▽

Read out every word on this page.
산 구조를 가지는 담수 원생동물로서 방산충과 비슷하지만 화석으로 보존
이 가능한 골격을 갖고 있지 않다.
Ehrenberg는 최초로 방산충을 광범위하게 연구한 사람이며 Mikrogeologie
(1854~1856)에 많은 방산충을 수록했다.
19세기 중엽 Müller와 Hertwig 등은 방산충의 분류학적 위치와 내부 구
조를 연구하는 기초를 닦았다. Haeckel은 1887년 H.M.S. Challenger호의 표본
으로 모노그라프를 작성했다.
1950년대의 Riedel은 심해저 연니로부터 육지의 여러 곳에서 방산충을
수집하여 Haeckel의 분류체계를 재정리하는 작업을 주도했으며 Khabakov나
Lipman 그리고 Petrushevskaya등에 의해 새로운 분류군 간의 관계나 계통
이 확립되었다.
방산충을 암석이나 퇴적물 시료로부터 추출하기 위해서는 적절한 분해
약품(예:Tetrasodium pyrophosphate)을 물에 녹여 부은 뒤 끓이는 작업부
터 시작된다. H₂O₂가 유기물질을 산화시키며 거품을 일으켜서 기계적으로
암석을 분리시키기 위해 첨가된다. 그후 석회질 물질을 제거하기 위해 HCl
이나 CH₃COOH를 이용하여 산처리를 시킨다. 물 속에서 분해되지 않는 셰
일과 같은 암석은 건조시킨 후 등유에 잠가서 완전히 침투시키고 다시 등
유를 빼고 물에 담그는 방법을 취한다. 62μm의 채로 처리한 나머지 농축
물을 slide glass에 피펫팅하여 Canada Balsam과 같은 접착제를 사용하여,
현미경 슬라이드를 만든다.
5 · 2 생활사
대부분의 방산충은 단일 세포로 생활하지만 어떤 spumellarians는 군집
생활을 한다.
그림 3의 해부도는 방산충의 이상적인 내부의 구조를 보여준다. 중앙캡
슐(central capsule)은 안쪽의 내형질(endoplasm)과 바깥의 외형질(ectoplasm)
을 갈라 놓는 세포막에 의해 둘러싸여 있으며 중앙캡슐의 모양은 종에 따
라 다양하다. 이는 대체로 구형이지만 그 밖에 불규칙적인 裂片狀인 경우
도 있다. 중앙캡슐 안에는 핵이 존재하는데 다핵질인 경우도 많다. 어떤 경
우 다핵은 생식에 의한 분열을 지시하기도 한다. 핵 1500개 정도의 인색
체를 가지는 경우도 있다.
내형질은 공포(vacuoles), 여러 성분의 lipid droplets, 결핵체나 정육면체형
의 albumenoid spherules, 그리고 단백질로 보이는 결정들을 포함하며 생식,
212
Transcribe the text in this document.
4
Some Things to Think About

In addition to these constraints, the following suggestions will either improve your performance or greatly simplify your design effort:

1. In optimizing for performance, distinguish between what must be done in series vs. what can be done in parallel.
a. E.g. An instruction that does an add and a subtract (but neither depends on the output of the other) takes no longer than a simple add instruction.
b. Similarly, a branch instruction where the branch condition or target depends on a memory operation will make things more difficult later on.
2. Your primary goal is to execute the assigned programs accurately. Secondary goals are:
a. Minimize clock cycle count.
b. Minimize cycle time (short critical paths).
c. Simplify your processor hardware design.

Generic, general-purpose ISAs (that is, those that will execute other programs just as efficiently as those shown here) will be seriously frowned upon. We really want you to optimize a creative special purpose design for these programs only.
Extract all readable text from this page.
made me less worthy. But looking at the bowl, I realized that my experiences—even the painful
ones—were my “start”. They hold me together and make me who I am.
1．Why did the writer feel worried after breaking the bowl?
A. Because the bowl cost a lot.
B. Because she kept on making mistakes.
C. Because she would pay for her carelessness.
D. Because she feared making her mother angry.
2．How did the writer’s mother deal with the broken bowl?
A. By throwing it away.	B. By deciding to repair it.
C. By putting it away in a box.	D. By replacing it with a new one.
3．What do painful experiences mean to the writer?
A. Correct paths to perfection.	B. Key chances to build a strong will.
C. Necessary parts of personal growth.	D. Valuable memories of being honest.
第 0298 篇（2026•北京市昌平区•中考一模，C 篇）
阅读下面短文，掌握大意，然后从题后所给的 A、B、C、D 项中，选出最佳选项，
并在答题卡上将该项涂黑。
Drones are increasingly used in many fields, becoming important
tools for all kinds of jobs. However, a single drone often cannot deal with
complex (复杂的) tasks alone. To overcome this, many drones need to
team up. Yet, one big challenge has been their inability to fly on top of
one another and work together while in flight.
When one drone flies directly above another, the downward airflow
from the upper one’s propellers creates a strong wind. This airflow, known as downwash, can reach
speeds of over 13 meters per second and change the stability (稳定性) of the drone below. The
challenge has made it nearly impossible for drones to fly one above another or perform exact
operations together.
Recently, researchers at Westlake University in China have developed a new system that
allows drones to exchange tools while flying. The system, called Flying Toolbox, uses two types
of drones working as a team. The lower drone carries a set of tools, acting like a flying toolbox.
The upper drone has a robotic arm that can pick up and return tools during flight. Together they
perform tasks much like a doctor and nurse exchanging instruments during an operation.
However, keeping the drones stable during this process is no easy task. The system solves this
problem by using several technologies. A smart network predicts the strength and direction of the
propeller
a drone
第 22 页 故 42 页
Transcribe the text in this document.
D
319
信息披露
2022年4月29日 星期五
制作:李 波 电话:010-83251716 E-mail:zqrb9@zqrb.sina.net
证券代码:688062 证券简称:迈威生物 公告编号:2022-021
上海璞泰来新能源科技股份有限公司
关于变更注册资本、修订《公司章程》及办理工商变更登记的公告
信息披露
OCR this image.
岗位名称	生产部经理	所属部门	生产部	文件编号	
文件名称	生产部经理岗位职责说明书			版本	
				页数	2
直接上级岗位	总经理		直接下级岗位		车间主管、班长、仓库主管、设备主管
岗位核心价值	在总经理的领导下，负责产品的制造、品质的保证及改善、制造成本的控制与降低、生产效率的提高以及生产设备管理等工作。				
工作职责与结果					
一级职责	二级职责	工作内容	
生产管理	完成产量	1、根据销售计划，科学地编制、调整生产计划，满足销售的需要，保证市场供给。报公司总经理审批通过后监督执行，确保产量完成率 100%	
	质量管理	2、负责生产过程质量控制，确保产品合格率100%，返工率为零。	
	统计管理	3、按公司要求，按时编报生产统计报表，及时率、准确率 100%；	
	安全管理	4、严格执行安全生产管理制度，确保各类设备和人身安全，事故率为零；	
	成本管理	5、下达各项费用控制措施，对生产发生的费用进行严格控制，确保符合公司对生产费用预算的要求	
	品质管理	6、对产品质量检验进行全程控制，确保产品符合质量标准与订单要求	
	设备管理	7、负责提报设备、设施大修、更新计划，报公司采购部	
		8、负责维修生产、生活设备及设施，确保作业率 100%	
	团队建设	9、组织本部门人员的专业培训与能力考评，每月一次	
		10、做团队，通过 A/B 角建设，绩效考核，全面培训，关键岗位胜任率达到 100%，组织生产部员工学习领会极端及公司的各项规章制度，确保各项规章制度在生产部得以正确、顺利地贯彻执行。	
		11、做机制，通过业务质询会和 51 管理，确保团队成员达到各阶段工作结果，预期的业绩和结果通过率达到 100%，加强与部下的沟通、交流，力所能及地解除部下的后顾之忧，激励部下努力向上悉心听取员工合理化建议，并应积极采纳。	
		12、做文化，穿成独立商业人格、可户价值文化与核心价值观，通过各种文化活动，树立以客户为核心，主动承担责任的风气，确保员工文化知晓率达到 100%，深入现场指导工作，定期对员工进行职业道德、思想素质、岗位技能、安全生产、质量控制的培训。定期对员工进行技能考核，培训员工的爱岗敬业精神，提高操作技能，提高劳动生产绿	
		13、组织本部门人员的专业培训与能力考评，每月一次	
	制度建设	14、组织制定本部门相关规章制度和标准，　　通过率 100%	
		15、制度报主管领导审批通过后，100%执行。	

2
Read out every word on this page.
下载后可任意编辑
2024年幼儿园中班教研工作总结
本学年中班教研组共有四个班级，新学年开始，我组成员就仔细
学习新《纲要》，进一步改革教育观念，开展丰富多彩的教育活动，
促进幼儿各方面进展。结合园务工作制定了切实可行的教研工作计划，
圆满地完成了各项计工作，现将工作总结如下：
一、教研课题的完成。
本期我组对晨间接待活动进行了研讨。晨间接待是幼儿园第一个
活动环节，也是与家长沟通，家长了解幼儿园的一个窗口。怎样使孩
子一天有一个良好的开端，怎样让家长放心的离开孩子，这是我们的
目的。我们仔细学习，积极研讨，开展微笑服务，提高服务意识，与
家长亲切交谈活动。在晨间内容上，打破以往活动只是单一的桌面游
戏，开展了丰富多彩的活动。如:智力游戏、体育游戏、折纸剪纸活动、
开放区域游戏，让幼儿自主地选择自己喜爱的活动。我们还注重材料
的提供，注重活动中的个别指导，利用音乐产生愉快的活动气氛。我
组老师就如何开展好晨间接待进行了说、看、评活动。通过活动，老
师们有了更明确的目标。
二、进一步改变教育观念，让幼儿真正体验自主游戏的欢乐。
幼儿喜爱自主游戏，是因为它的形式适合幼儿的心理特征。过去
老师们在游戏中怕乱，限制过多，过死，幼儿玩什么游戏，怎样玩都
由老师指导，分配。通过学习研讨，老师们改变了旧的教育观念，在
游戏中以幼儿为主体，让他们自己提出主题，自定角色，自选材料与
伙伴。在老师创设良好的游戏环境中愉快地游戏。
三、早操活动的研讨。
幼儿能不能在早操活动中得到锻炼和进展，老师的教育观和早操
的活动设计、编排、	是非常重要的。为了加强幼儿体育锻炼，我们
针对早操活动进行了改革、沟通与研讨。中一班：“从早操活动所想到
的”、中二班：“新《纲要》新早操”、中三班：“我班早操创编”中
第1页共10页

△

Exercise ▸ Give the number of lines in the entries above that include the string "like". No other output is expected.

Reply to the exercise ▸ 2